_Data rows:_
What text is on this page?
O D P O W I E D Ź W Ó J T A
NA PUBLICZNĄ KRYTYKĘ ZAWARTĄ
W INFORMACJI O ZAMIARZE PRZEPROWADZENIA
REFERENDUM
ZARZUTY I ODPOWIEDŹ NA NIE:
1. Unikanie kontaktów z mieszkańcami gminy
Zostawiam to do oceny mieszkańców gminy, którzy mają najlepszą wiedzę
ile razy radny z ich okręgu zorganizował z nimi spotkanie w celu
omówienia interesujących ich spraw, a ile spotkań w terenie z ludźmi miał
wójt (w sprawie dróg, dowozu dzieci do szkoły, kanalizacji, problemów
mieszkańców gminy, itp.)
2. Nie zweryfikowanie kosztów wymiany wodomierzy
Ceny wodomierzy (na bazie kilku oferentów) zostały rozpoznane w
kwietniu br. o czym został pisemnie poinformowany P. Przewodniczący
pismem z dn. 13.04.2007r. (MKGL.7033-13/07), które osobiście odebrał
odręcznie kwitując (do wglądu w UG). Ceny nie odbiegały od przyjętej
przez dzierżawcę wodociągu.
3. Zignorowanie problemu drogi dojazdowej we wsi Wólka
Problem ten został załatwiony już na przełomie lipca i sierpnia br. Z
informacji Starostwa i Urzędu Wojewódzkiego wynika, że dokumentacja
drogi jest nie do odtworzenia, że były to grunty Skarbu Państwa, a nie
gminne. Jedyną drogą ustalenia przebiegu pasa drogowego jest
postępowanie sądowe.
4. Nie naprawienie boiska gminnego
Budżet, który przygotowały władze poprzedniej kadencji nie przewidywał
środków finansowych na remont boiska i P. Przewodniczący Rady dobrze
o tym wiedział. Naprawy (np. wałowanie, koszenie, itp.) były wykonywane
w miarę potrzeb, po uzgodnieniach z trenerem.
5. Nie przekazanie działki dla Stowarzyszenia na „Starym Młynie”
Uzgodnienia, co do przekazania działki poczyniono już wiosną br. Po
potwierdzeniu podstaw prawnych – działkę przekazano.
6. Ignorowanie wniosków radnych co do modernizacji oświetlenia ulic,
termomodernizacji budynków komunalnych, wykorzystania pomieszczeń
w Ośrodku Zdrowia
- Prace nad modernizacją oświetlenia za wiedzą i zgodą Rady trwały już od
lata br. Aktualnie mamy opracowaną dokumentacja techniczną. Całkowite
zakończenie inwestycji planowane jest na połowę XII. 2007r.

...

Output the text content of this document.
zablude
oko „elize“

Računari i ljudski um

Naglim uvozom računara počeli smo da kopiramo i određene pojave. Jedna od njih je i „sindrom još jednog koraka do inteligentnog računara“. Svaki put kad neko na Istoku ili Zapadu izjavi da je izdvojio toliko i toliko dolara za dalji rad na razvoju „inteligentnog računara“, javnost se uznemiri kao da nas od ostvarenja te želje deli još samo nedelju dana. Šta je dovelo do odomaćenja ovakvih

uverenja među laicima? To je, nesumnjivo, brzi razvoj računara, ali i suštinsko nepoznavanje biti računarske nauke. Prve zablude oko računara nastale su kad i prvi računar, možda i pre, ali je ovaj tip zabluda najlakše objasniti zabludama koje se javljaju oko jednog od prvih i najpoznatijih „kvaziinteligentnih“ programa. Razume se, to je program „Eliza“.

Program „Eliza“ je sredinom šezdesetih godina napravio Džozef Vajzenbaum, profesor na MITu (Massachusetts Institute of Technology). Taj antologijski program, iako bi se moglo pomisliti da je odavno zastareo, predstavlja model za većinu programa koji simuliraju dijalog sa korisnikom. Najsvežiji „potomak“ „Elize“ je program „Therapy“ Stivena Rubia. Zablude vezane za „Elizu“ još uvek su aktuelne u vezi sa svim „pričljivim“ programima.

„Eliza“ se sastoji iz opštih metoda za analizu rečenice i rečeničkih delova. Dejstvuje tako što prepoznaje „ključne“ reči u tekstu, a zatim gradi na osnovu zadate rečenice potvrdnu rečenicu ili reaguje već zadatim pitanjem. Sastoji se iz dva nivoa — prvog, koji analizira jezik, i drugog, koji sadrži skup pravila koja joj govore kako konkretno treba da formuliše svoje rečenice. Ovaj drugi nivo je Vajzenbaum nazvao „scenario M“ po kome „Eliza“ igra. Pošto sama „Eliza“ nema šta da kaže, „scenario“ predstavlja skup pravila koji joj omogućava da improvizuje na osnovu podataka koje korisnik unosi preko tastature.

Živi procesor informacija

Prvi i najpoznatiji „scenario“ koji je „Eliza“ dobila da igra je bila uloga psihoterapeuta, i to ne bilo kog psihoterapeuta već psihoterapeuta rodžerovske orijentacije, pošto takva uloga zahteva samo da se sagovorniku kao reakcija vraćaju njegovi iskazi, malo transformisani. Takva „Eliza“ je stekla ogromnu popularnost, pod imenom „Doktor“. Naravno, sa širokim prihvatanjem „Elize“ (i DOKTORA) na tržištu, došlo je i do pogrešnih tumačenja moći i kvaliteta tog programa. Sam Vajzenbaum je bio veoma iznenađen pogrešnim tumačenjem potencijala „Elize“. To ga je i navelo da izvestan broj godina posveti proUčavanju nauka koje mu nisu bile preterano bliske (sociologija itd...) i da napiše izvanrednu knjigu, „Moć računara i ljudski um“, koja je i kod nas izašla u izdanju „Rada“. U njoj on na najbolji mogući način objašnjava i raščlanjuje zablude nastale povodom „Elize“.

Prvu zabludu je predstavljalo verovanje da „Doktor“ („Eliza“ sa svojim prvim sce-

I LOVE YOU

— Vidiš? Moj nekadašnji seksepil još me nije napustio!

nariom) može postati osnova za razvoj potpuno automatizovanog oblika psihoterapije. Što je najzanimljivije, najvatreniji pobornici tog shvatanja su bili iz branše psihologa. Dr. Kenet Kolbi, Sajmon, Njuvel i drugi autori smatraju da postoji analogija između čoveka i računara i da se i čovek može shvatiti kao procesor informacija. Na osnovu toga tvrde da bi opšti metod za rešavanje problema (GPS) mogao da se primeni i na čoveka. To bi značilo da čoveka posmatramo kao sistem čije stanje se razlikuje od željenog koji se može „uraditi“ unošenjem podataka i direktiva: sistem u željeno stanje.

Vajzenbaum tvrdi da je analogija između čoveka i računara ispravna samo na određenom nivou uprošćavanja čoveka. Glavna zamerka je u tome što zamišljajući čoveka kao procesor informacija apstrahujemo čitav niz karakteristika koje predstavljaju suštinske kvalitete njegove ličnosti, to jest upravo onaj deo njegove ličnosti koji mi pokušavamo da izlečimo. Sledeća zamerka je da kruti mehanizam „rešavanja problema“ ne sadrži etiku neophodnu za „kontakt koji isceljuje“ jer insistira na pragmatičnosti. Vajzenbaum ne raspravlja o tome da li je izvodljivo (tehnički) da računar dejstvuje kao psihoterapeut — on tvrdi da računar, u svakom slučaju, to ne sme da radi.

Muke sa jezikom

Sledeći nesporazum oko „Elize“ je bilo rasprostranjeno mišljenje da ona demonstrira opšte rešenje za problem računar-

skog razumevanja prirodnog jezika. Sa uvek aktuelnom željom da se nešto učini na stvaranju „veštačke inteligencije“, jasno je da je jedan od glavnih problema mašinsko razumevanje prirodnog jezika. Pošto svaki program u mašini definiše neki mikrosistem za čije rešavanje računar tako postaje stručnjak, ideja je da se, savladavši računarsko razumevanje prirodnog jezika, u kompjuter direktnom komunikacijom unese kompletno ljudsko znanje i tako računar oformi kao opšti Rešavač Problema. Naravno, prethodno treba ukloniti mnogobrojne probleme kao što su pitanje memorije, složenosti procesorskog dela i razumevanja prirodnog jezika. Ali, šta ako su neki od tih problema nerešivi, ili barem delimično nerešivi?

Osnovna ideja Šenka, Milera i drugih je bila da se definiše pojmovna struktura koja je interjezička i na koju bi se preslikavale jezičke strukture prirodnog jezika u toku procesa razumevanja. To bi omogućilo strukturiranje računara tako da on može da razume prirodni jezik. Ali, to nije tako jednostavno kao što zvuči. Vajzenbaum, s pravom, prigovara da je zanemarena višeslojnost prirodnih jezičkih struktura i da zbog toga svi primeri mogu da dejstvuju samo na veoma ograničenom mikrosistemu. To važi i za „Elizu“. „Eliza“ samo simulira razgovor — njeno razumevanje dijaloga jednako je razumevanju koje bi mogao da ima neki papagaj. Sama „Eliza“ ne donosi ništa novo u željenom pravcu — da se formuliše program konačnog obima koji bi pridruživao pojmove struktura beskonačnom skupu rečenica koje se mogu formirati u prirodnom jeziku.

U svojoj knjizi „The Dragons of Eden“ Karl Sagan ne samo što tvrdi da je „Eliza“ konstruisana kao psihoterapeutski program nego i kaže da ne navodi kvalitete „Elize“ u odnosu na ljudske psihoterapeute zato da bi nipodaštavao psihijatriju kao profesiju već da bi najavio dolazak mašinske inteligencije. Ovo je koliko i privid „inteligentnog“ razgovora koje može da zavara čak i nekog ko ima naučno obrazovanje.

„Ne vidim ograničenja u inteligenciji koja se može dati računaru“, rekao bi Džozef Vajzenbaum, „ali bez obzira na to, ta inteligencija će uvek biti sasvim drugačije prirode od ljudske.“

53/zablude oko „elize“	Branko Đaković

* * *

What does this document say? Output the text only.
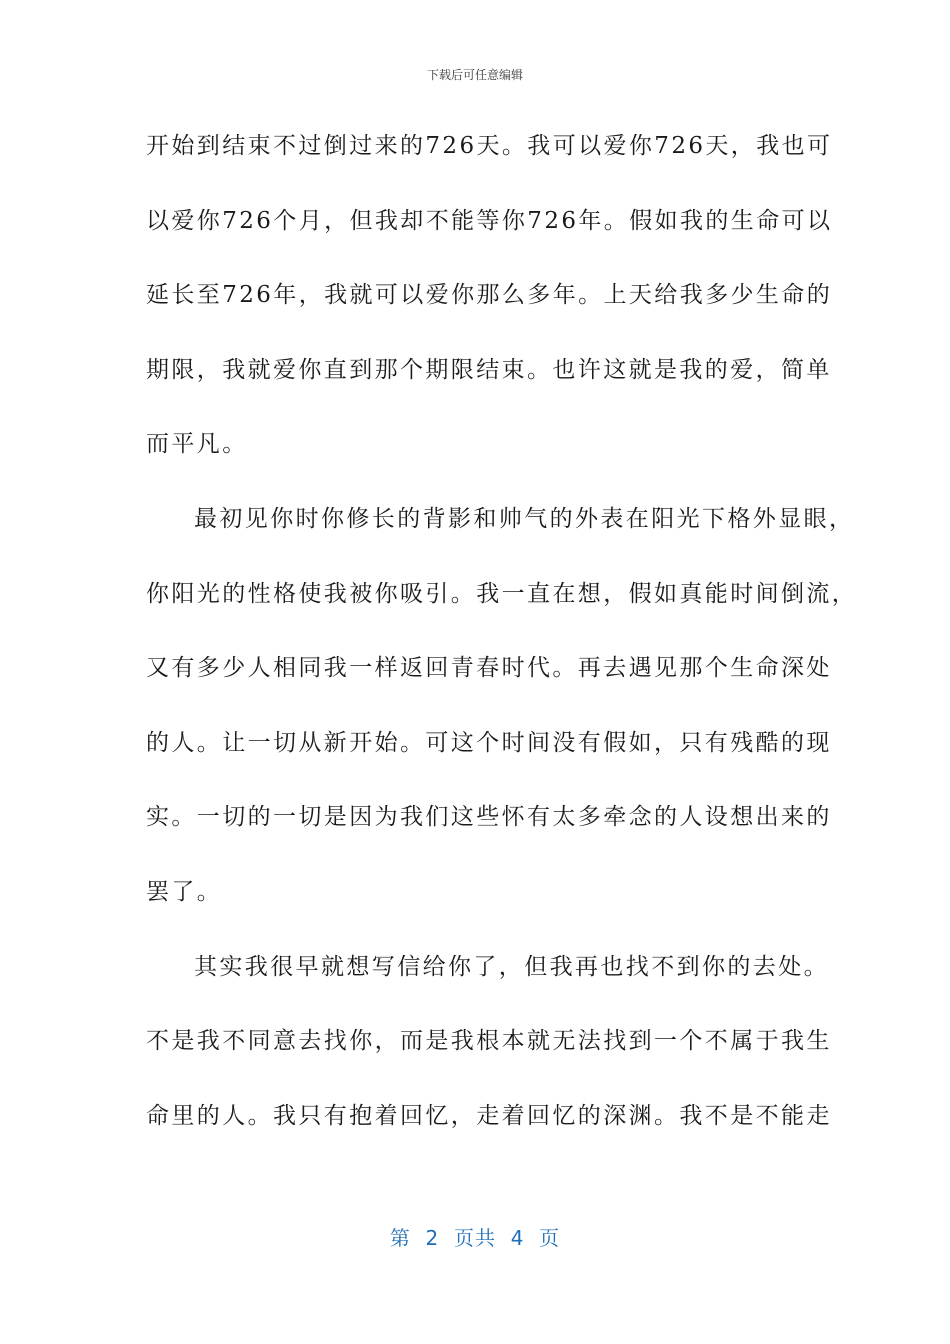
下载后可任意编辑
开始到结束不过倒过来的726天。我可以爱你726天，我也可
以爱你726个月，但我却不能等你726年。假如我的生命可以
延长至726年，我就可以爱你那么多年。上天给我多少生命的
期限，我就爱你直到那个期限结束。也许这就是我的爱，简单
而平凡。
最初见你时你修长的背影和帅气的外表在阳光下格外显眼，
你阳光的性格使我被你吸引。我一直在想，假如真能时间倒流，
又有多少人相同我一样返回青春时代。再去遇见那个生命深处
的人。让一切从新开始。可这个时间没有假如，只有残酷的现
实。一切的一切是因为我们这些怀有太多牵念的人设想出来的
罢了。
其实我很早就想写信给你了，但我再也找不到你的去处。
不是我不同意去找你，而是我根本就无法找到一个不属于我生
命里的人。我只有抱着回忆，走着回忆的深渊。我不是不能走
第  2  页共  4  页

_What the task requires:_
Report back each line of the entries that holds the string "kaže".

_Expected answer:_
„Eliza“ se sastoji iz opštih metoda za analizu rečenice i rečeničkih delova. Dejstvuje tako što prepoznaje „ključne“ reči u tekstu, a zatim gradi na osnovu zadate rečenice potvrdnu rečenicu ili reaguje već zadatim pitanjem. Sastoji se iz dva nivoa — prvog, koji analizira jezik, i drugog, koji sadrži skup pravila koja joj govore kako konkretno treba da formuliše svoje rečenice. Ovaj drugi nivo je Vajzenbaum nazvao „scenario M“ po kome „Eliza“ igra. Pošto sama „Eliza“ nema šta da kaže, „scenario“ predstavlja skup pravila koji joj omogućava da improvizuje na osnovu podataka koje korisnik unosi preko tastature.
U svojoj knjizi „The Dragons of Eden“ Karl Sagan ne samo što tvrdi da je „Eliza“ konstruisana kao psihoterapeutski program nego i kaže da ne navodi kvalitete „Elize“ u odnosu na ljudske psihoterapeute zato da bi nipodaštavao psihijatriju kao profesiju već da bi najavio dolazak mašinske inteligencije. Ovo je koliko i privid „inteligentnog“ razgovora koje može da zavara čak i nekog ko ima naučno obrazovanje.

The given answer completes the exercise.